Do this
Using the listing below, copy every line that mentions "JSON".
::::::::::
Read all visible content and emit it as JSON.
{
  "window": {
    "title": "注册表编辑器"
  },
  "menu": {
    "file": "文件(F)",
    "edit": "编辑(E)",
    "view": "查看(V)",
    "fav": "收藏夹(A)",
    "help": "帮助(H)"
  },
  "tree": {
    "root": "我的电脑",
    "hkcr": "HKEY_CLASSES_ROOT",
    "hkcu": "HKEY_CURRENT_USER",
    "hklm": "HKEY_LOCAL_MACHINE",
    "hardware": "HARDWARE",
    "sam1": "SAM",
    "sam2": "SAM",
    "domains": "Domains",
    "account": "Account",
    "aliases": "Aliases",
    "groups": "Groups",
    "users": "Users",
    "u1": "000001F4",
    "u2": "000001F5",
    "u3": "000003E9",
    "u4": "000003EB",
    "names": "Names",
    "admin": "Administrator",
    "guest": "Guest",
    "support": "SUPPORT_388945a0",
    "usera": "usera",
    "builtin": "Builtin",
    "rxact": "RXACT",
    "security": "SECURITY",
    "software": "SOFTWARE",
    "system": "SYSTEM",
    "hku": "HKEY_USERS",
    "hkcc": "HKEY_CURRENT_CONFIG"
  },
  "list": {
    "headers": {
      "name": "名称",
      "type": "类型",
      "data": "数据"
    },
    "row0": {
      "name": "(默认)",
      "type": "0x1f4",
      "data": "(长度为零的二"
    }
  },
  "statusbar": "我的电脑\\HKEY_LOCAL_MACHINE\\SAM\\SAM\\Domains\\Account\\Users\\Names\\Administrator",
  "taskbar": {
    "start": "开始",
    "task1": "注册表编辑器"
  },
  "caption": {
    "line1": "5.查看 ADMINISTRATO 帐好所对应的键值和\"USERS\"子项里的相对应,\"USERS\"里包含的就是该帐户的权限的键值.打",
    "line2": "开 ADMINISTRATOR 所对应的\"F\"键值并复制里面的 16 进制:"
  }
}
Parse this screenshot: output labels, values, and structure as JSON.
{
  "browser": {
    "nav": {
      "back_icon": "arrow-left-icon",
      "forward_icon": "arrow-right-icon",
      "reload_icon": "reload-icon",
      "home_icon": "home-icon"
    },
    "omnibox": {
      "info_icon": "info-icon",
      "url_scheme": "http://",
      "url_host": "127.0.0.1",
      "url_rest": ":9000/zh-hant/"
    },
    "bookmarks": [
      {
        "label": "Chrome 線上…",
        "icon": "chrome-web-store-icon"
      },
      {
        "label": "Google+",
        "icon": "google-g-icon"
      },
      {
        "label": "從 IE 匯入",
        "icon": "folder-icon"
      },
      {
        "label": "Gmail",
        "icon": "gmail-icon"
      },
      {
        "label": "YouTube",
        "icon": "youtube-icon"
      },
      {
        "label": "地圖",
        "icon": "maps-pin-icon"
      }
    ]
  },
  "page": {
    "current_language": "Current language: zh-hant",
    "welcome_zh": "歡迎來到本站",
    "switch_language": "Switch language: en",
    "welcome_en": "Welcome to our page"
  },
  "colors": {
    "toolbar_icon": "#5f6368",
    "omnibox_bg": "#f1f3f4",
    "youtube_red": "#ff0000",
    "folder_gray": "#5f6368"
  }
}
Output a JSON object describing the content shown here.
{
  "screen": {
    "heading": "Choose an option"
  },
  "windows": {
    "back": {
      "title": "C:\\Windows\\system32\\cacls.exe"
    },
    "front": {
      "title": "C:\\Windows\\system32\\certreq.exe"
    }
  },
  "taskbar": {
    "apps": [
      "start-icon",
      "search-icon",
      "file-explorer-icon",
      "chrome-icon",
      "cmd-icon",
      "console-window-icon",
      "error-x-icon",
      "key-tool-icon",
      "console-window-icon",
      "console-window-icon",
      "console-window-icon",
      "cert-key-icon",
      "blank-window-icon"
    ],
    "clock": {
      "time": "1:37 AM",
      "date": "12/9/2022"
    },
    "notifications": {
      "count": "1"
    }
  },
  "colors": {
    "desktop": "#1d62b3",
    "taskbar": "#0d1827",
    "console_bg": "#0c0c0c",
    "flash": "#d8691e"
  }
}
::::::::::
Response to this task
Read all visible content and emit it as JSON.
Parse this screenshot: output labels, values, and structure as JSON.
Output a JSON object describing the content shown here.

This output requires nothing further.